>>>>>

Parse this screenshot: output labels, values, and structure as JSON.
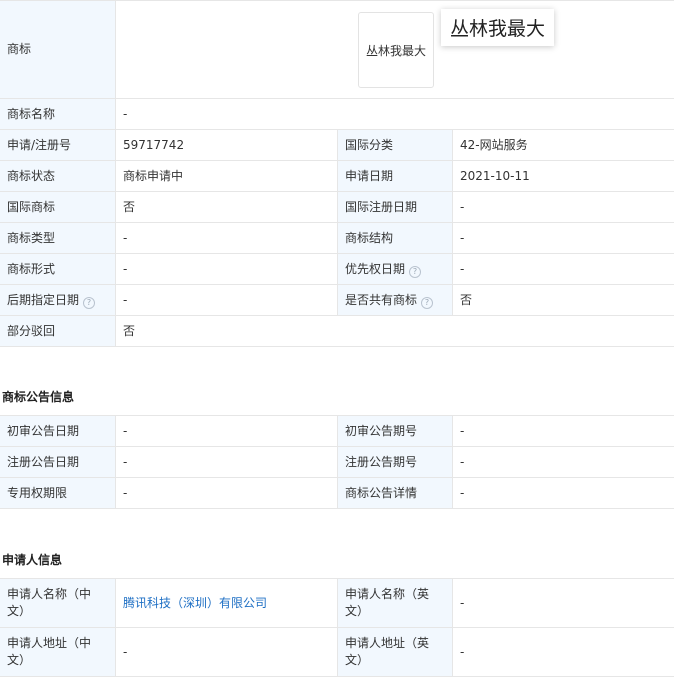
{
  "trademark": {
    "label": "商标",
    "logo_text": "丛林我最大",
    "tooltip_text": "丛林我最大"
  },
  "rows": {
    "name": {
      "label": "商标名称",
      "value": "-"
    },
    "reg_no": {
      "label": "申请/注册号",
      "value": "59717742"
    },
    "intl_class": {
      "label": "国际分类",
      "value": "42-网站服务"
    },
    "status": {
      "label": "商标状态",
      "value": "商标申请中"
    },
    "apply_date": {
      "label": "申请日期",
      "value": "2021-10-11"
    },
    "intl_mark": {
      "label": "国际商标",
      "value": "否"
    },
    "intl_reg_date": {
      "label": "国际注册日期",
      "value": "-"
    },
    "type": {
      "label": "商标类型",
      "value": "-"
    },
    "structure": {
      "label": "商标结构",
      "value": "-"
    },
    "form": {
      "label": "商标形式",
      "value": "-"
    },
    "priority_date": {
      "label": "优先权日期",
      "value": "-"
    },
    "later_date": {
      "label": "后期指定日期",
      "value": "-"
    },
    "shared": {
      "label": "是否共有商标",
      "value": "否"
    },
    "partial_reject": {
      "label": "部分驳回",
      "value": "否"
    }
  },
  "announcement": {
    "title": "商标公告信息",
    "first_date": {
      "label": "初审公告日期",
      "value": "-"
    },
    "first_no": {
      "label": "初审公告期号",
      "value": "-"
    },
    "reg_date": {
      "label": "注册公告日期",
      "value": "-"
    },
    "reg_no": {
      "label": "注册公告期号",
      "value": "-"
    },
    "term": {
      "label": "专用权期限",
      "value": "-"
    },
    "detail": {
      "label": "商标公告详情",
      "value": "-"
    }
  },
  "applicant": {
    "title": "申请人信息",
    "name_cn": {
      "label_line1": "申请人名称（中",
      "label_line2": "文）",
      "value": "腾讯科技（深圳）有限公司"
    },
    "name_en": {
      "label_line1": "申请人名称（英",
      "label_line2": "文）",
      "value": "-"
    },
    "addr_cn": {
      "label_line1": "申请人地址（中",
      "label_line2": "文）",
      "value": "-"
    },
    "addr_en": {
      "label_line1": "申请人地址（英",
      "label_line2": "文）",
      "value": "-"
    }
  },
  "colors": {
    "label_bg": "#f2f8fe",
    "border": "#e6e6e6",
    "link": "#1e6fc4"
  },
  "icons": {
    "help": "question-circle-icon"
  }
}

<<<<<
>>>>>

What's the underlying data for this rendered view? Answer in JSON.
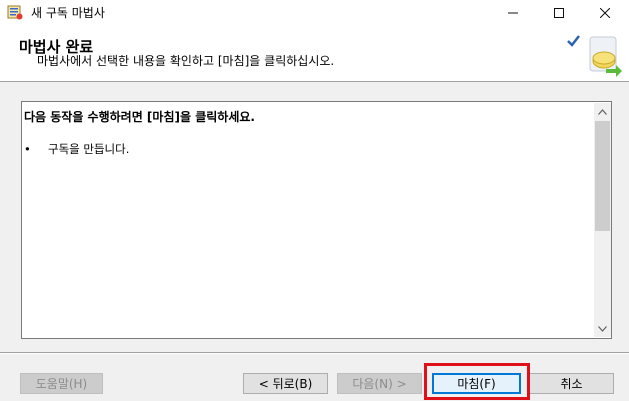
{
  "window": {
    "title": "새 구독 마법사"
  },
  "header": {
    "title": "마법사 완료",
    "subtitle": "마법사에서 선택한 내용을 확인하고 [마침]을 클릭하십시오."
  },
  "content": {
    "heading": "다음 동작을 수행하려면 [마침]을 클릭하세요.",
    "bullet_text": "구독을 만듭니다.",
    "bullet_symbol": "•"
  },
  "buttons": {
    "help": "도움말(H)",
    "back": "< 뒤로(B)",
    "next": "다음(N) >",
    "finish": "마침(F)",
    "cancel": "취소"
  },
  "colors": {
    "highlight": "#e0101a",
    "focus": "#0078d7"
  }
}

<<<<<

SHORT TASK>
Copy each line of the preceding data that contains the string "JSON".

FINAL ANSWER>
Parse this screenshot: output labels, values, and structure as JSON.
What's the underlying data for this rendered view? Answer in JSON.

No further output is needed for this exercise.